- _Exercise requirements_: Report, word for word, every line of the material that contains "label".

* Begin Data for processing *

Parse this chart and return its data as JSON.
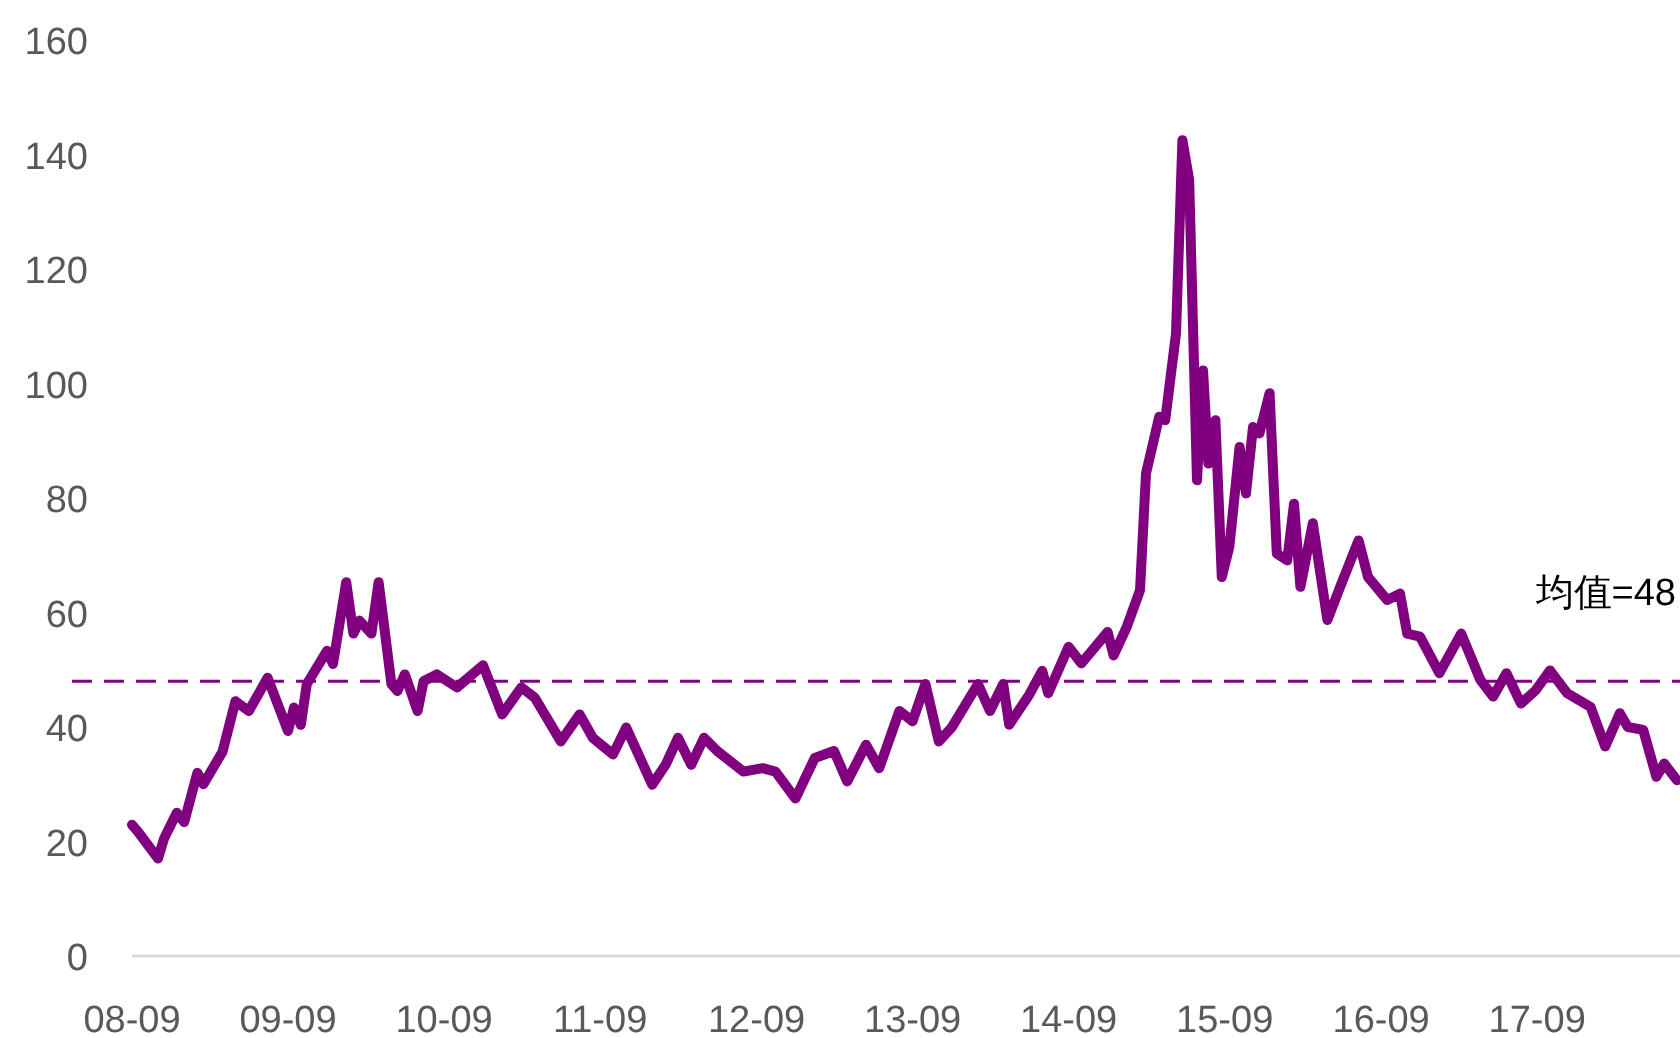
{
  "chart_data": {
    "type": "line",
    "x": [
      "2008-09-01",
      "2008-09-15",
      "2008-11-01",
      "2008-11-15",
      "2008-12-15",
      "2009-01-01",
      "2009-02-01",
      "2009-02-15",
      "2009-04-01",
      "2009-05-01",
      "2009-06-01",
      "2009-07-15",
      "2009-09-01",
      "2009-09-15",
      "2009-10-01",
      "2009-10-15",
      "2009-12-01",
      "2009-12-15",
      "2010-01-15",
      "2010-02-01",
      "2010-02-15",
      "2010-03-15",
      "2010-04-01",
      "2010-05-01",
      "2010-05-15",
      "2010-06-01",
      "2010-07-01",
      "2010-07-15",
      "2010-08-15",
      "2010-10-01",
      "2010-12-01",
      "2011-01-15",
      "2011-03-01",
      "2011-04-01",
      "2011-06-01",
      "2011-07-15",
      "2011-08-15",
      "2011-10-01",
      "2011-11-01",
      "2012-01-01",
      "2012-02-01",
      "2012-03-01",
      "2012-04-01",
      "2012-05-01",
      "2012-06-01",
      "2012-08-01",
      "2012-09-15",
      "2012-10-15",
      "2012-12-01",
      "2013-01-15",
      "2013-03-01",
      "2013-04-01",
      "2013-05-15",
      "2013-06-15",
      "2013-08-01",
      "2013-09-01",
      "2013-10-01",
      "2013-11-01",
      "2013-12-01",
      "2014-02-01",
      "2014-03-01",
      "2014-04-01",
      "2014-04-15",
      "2014-06-01",
      "2014-07-01",
      "2014-07-15",
      "2014-09-01",
      "2014-10-01",
      "2014-12-01",
      "2014-12-15",
      "2015-01-15",
      "2015-02-15",
      "2015-03-01",
      "2015-04-01",
      "2015-04-15",
      "2015-05-10",
      "2015-05-25",
      "2015-06-10",
      "2015-06-28",
      "2015-07-12",
      "2015-07-25",
      "2015-08-10",
      "2015-08-25",
      "2015-09-12",
      "2015-10-06",
      "2015-10-21",
      "2015-11-06",
      "2015-11-21",
      "2015-12-15",
      "2016-01-01",
      "2016-01-25",
      "2016-02-10",
      "2016-02-25",
      "2016-03-25",
      "2016-04-28",
      "2016-05-28",
      "2016-07-10",
      "2016-08-01",
      "2016-09-15",
      "2016-10-15",
      "2016-11-01",
      "2016-12-01",
      "2017-01-15",
      "2017-03-07",
      "2017-04-21",
      "2017-05-21",
      "2017-06-21",
      "2017-07-25",
      "2017-08-28",
      "2017-10-01",
      "2017-11-10",
      "2018-01-04",
      "2018-02-07",
      "2018-03-13",
      "2018-04-01",
      "2018-05-07",
      "2018-06-07",
      "2018-06-25",
      "2018-07-25"
    ],
    "series": [
      {
        "color": "#800080",
        "values": [
          22.9,
          21.7,
          17,
          20.5,
          25,
          23.4,
          32,
          30,
          35.7,
          44.5,
          42.8,
          48.6,
          39.3,
          43.4,
          40.4,
          47.5,
          53.3,
          51,
          65.3,
          56.3,
          58.6,
          56.3,
          65.3,
          47.5,
          46.3,
          49.2,
          42.8,
          48,
          49.2,
          46.9,
          50.8,
          42.2,
          46.9,
          45.1,
          37.5,
          42.2,
          38.1,
          35.2,
          39.9,
          29.9,
          33.4,
          38.1,
          33.4,
          38.1,
          35.8,
          32.2,
          32.8,
          32.2,
          27.5,
          34.6,
          35.8,
          30.5,
          36.9,
          32.8,
          42.8,
          41,
          47.5,
          37.5,
          39.9,
          47.5,
          42.8,
          47.5,
          40.4,
          45.7,
          49.8,
          45.9,
          54,
          51.1,
          56.6,
          52.5,
          57.5,
          63.9,
          84.3,
          94.2,
          93.6,
          108.7,
          142.5,
          135.5,
          83.1,
          102.3,
          86,
          93.6,
          66.2,
          71.5,
          88.9,
          80.8,
          92.4,
          91.3,
          98.3,
          70.3,
          69.1,
          79,
          64.5,
          75.6,
          58.7,
          64.5,
          72.6,
          66.2,
          62.2,
          63.3,
          56.3,
          55.8,
          49.4,
          56.3,
          48.2,
          45.3,
          49.4,
          44.1,
          46.4,
          49.9,
          45.9,
          43.5,
          36.6,
          42.4,
          40,
          39.5,
          31.3,
          33.6,
          30.7
        ]
      }
    ],
    "xlim": [
      "2008-09-01",
      "2018-08-01"
    ],
    "xticks": [
      {
        "value": "2008-09",
        "label": "08-09"
      },
      {
        "value": "2009-09",
        "label": "09-09"
      },
      {
        "value": "2010-09",
        "label": "10-09"
      },
      {
        "value": "2011-09",
        "label": "11-09"
      },
      {
        "value": "2012-09",
        "label": "12-09"
      },
      {
        "value": "2013-09",
        "label": "13-09"
      },
      {
        "value": "2014-09",
        "label": "14-09"
      },
      {
        "value": "2015-09",
        "label": "15-09"
      },
      {
        "value": "2016-09",
        "label": "16-09"
      },
      {
        "value": "2017-09",
        "label": "17-09"
      }
    ],
    "ylim": [
      0,
      160
    ],
    "yticks": [
      0,
      20,
      40,
      60,
      80,
      100,
      120,
      140,
      160
    ],
    "line_style": "solid",
    "ref_lines": [
      {
        "axis": "y",
        "value": 48,
        "label": "均值=48",
        "color": "#800080",
        "line_style": "dashed"
      }
    ]
  }
}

* End Data for processing *

- _The solution_:
        "label": "08-09"
        "label": "09-09"
        "label": "10-09"
        "label": "11-09"
        "label": "12-09"
        "label": "13-09"
        "label": "14-09"
        "label": "15-09"
        "label": "16-09"
        "label": "17-09"
        "label": "均值=48",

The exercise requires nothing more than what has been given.